*Work to do:*
Check every line below for the word "ylabel" and copy the ones that have it.

-- Start Available records --

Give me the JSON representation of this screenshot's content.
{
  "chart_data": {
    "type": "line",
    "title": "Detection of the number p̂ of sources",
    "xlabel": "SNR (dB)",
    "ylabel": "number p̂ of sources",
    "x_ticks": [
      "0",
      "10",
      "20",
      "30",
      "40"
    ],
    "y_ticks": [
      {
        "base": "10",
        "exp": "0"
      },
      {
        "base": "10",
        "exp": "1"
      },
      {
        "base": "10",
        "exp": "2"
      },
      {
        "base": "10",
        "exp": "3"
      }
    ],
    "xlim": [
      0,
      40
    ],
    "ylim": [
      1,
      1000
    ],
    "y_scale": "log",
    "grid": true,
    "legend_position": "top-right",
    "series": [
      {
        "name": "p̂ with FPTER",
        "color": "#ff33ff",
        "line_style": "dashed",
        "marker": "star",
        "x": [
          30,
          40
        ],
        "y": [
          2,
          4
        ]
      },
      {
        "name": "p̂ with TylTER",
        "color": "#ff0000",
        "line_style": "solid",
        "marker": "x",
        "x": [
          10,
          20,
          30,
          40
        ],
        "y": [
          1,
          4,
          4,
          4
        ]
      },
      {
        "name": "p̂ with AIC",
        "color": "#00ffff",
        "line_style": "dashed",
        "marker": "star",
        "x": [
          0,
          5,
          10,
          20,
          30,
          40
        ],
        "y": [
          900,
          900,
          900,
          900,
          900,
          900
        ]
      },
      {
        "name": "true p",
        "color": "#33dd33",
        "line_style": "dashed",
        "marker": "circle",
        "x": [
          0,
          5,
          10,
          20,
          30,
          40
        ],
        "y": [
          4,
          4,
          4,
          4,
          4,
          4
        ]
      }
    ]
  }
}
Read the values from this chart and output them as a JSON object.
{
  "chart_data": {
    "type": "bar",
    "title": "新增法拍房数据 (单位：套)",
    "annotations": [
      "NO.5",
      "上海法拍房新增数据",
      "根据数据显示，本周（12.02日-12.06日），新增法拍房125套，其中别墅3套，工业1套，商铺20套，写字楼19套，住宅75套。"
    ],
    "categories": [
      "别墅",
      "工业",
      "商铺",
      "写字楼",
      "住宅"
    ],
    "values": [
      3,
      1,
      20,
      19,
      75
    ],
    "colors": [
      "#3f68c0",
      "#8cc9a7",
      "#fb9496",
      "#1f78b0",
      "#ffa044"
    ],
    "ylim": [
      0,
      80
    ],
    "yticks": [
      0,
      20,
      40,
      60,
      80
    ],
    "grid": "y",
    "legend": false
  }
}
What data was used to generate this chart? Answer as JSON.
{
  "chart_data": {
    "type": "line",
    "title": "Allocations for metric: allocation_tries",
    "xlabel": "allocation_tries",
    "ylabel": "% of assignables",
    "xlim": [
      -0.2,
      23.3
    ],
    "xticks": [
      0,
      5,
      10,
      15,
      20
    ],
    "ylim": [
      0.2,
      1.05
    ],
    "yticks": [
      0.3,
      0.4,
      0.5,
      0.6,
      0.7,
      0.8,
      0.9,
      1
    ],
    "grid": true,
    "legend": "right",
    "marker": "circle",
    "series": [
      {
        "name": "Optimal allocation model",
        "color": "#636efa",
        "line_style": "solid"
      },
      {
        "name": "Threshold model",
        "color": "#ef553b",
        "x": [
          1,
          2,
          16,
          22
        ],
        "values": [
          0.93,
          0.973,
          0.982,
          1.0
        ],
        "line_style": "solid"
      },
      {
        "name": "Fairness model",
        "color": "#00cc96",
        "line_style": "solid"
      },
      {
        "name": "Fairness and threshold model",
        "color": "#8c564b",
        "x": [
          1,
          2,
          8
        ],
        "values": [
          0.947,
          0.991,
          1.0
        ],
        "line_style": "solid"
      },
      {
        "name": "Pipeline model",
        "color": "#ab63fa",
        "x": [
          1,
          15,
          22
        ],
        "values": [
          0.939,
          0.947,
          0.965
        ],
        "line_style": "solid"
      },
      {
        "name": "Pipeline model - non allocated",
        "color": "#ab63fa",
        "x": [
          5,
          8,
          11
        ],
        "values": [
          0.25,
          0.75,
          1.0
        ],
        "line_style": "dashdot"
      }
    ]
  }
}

-- End Available records --

*Finished task:*
    "ylabel": "number p̂ of sources",
    "ylabel": "% of assignables",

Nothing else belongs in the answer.